Stored dataset items
━━━━━━━━━━

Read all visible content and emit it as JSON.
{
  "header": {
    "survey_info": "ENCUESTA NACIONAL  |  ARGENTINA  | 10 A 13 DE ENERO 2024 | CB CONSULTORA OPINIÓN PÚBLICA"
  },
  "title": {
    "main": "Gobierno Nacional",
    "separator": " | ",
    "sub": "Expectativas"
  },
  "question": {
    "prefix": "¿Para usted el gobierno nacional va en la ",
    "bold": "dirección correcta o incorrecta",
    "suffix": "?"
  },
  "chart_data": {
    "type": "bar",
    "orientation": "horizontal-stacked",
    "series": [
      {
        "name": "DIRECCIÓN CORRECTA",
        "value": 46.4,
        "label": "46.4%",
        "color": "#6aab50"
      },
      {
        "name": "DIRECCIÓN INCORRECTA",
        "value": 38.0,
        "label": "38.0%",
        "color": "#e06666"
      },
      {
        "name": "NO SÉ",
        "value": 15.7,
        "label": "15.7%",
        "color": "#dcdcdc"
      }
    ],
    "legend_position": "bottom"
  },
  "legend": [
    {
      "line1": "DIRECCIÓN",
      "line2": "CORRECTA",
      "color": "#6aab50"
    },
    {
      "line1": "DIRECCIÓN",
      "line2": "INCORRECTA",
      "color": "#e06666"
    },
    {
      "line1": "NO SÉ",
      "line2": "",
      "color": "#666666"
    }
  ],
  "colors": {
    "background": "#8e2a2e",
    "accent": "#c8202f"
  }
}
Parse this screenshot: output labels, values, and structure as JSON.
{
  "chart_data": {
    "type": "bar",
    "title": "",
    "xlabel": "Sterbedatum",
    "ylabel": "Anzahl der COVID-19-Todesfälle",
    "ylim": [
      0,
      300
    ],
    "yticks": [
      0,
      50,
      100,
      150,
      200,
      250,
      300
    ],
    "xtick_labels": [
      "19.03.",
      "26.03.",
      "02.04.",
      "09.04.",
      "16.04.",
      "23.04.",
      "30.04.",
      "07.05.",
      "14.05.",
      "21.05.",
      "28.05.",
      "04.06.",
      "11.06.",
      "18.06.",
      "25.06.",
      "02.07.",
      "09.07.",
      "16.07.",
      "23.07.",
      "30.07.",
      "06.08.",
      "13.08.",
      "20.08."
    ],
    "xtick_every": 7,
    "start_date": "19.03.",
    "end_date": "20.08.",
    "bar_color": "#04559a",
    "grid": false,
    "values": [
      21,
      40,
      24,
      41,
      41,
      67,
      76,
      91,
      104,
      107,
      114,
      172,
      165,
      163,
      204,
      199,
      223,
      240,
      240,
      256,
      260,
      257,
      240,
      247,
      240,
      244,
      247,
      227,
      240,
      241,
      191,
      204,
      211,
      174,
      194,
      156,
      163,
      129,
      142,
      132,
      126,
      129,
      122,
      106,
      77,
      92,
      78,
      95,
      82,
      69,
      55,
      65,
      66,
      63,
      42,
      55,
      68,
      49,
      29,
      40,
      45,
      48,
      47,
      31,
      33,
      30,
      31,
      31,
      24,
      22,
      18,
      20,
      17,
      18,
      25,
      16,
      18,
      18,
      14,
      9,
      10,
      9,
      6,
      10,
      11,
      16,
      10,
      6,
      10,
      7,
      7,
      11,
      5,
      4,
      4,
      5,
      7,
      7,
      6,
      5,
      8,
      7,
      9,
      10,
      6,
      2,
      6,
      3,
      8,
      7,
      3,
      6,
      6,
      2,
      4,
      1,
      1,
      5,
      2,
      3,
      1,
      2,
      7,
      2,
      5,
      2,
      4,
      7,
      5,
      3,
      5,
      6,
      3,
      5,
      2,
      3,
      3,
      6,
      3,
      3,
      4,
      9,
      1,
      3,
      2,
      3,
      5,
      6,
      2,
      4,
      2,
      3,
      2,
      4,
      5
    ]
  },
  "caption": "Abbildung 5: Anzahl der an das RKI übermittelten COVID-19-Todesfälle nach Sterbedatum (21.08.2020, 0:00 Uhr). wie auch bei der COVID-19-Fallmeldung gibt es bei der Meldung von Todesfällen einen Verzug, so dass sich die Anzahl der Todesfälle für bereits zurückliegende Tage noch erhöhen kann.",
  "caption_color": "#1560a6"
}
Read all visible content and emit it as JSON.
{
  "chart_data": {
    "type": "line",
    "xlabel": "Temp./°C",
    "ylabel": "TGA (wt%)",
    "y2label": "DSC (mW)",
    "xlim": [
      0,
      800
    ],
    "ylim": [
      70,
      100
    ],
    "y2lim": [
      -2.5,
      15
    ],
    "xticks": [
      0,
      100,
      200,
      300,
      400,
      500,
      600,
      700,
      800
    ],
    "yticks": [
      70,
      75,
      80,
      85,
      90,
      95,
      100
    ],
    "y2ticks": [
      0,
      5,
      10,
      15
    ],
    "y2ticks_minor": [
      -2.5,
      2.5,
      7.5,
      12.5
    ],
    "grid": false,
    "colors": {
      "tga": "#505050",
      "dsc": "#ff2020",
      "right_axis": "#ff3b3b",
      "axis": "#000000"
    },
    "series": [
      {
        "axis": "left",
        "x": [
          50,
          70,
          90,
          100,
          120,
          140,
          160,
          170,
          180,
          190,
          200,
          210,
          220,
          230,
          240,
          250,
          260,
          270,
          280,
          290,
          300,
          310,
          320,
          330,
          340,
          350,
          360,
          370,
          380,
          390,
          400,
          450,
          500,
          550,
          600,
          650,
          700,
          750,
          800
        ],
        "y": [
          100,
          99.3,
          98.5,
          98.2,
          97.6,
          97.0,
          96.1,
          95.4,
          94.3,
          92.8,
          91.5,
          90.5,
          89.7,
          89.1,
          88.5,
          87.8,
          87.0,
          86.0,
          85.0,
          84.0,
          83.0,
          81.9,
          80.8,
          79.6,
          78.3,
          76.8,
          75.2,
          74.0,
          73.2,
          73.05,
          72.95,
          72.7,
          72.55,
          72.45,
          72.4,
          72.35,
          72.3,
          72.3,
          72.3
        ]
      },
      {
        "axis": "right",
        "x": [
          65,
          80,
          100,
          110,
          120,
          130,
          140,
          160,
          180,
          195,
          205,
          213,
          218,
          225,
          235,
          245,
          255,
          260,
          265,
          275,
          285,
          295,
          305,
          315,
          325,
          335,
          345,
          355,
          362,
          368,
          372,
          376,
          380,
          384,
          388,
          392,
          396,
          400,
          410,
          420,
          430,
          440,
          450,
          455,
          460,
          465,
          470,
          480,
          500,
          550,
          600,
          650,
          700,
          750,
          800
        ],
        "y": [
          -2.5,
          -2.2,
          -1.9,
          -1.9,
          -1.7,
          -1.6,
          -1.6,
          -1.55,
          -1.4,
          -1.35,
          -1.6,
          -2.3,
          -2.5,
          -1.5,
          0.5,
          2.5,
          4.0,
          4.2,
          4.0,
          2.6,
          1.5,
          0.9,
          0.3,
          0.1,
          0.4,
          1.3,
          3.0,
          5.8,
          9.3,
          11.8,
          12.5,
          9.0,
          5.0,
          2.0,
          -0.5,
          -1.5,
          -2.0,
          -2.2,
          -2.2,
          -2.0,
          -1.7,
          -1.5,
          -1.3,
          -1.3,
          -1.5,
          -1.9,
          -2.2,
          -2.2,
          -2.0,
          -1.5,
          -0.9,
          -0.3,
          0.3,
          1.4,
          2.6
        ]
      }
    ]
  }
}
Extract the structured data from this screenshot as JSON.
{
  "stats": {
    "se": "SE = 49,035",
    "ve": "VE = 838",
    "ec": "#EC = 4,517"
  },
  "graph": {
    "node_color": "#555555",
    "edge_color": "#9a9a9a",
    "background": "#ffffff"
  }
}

━━━━━━━━━━

GOAL
Each record must be returned exactly as it is written.

TASK RESPONSE
Read all visible content and emit it as JSON.
{
  "header": {
    "survey_info": "ENCUESTA NACIONAL  |  ARGENTINA  | 10 A 13 DE ENERO 2024 | CB CONSULTORA OPINIÓN PÚBLICA"
  },
  "title": {
    "main": "Gobierno Nacional",
    "separator": " | ",
    "sub": "Expectativas"
  },
  "question": {
    "prefix": "¿Para usted el gobierno nacional va en la ",
    "bold": "dirección correcta o incorrecta",
    "suffix": "?"
  },
  "chart_data": {
    "type": "bar",
    "orientation": "horizontal-stacked",
    "series": [
      {
        "name": "DIRECCIÓN CORRECTA",
        "value": 46.4,
        "label": "46.4%",
        "color": "#6aab50"
      },
      {
        "name": "DIRECCIÓN INCORRECTA",
        "value": 38.0,
        "label": "38.0%",
        "color": "#e06666"
      },
      {
        "name": "NO SÉ",
        "value": 15.7,
        "label": "15.7%",
        "color": "#dcdcdc"
      }
    ],
    "legend_position": "bottom"
  },
  "legend": [
    {
      "line1": "DIRECCIÓN",
      "line2": "CORRECTA",
      "color": "#6aab50"
    },
    {
      "line1": "DIRECCIÓN",
      "line2": "INCORRECTA",
      "color": "#e06666"
    },
    {
      "line1": "NO SÉ",
      "line2": "",
      "color": "#666666"
    }
  ],
  "colors": {
    "background": "#8e2a2e",
    "accent": "#c8202f"
  }
}
Parse this screenshot: output labels, values, and structure as JSON.
{
  "chart_data": {
    "type": "bar",
    "title": "",
    "xlabel": "Sterbedatum",
    "ylabel": "Anzahl der COVID-19-Todesfälle",
    "ylim": [
      0,
      300
    ],
    "yticks": [
      0,
      50,
      100,
      150,
      200,
      250,
      300
    ],
    "xtick_labels": [
      "19.03.",
      "26.03.",
      "02.04.",
      "09.04.",
      "16.04.",
      "23.04.",
      "30.04.",
      "07.05.",
      "14.05.",
      "21.05.",
      "28.05.",
      "04.06.",
      "11.06.",
      "18.06.",
      "25.06.",
      "02.07.",
      "09.07.",
      "16.07.",
      "23.07.",
      "30.07.",
      "06.08.",
      "13.08.",
      "20.08."
    ],
    "xtick_every": 7,
    "start_date": "19.03.",
    "end_date": "20.08.",
    "bar_color": "#04559a",
    "grid": false,
    "values": [
      21,
      40,
      24,
      41,
      41,
      67,
      76,
      91,
      104,
      107,
      114,
      172,
      165,
      163,
      204,
      199,
      223,
      240,
      240,
      256,
      260,
      257,
      240,
      247,
      240,
      244,
      247,
      227,
      240,
      241,
      191,
      204,
      211,
      174,
      194,
      156,
      163,
      129,
      142,
      132,
      126,
      129,
      122,
      106,
      77,
      92,
      78,
      95,
      82,
      69,
      55,
      65,
      66,
      63,
      42,
      55,
      68,
      49,
      29,
      40,
      45,
      48,
      47,
      31,
      33,
      30,
      31,
      31,
      24,
      22,
      18,
      20,
      17,
      18,
      25,
      16,
      18,
      18,
      14,
      9,
      10,
      9,
      6,
      10,
      11,
      16,
      10,
      6,
      10,
      7,
      7,
      11,
      5,
      4,
      4,
      5,
      7,
      7,
      6,
      5,
      8,
      7,
      9,
      10,
      6,
      2,
      6,
      3,
      8,
      7,
      3,
      6,
      6,
      2,
      4,
      1,
      1,
      5,
      2,
      3,
      1,
      2,
      7,
      2,
      5,
      2,
      4,
      7,
      5,
      3,
      5,
      6,
      3,
      5,
      2,
      3,
      3,
      6,
      3,
      3,
      4,
      9,
      1,
      3,
      2,
      3,
      5,
      6,
      2,
      4,
      2,
      3,
      2,
      4,
      5
    ]
  },
  "caption": "Abbildung 5: Anzahl der an das RKI übermittelten COVID-19-Todesfälle nach Sterbedatum (21.08.2020, 0:00 Uhr). wie auch bei der COVID-19-Fallmeldung gibt es bei der Meldung von Todesfällen einen Verzug, so dass sich die Anzahl der Todesfälle für bereits zurückliegende Tage noch erhöhen kann.",
  "caption_color": "#1560a6"
}
Read all visible content and emit it as JSON.
{
  "chart_data": {
    "type": "line",
    "xlabel": "Temp./°C",
    "ylabel": "TGA (wt%)",
    "y2label": "DSC (mW)",
    "xlim": [
      0,
      800
    ],
    "ylim": [
      70,
      100
    ],
    "y2lim": [
      -2.5,
      15
    ],
    "xticks": [
      0,
      100,
      200,
      300,
      400,
      500,
      600,
      700,
      800
    ],
    "yticks": [
      70,
      75,
      80,
      85,
      90,
      95,
      100
    ],
    "y2ticks": [
      0,
      5,
      10,
      15
    ],
    "y2ticks_minor": [
      -2.5,
      2.5,
      7.5,
      12.5
    ],
    "grid": false,
    "colors": {
      "tga": "#505050",
      "dsc": "#ff2020",
      "right_axis": "#ff3b3b",
      "axis": "#000000"
    },
    "series": [
      {
        "axis": "left",
        "x": [
          50,
          70,
          90,
          100,
          120,
          140,
          160,
          170,
          180,
          190,
          200,
          210,
          220,
          230,
          240,
          250,
          260,
          270,
          280,
          290,
          300,
          310,
          320,
          330,
          340,
          350,
          360,
          370,
          380,
          390,
          400,
          450,
          500,
          550,
          600,
          650,
          700,
          750,
          800
        ],
        "y": [
          100,
          99.3,
          98.5,
          98.2,
          97.6,
          97.0,
          96.1,
          95.4,
          94.3,
          92.8,
          91.5,
          90.5,
          89.7,
          89.1,
          88.5,
          87.8,
          87.0,
          86.0,
          85.0,
          84.0,
          83.0,
          81.9,
          80.8,
          79.6,
          78.3,
          76.8,
          75.2,
          74.0,
          73.2,
          73.05,
          72.95,
          72.7,
          72.55,
          72.45,
          72.4,
          72.35,
          72.3,
          72.3,
          72.3
        ]
      },
      {
        "axis": "right",
        "x": [
          65,
          80,
          100,
          110,
          120,
          130,
          140,
          160,
          180,
          195,
          205,
          213,
          218,
          225,
          235,
          245,
          255,
          260,
          265,
          275,
          285,
          295,
          305,
          315,
          325,
          335,
          345,
          355,
          362,
          368,
          372,
          376,
          380,
          384,
          388,
          392,
          396,
          400,
          410,
          420,
          430,
          440,
          450,
          455,
          460,
          465,
          470,
          480,
          500,
          550,
          600,
          650,
          700,
          750,
          800
        ],
        "y": [
          -2.5,
          -2.2,
          -1.9,
          -1.9,
          -1.7,
          -1.6,
          -1.6,
          -1.55,
          -1.4,
          -1.35,
          -1.6,
          -2.3,
          -2.5,
          -1.5,
          0.5,
          2.5,
          4.0,
          4.2,
          4.0,
          2.6,
          1.5,
          0.9,
          0.3,
          0.1,
          0.4,
          1.3,
          3.0,
          5.8,
          9.3,
          11.8,
          12.5,
          9.0,
          5.0,
          2.0,
          -0.5,
          -1.5,
          -2.0,
          -2.2,
          -2.2,
          -2.0,
          -1.7,
          -1.5,
          -1.3,
          -1.3,
          -1.5,
          -1.9,
          -2.2,
          -2.2,
          -2.0,
          -1.5,
          -0.9,
          -0.3,
          0.3,
          1.4,
          2.6
        ]
      }
    ]
  }
}
Extract the structured data from this screenshot as JSON.
{
  "stats": {
    "se": "SE = 49,035",
    "ve": "VE = 838",
    "ec": "#EC = 4,517"
  },
  "graph": {
    "node_color": "#555555",
    "edge_color": "#9a9a9a",
    "background": "#ffffff"
  }
}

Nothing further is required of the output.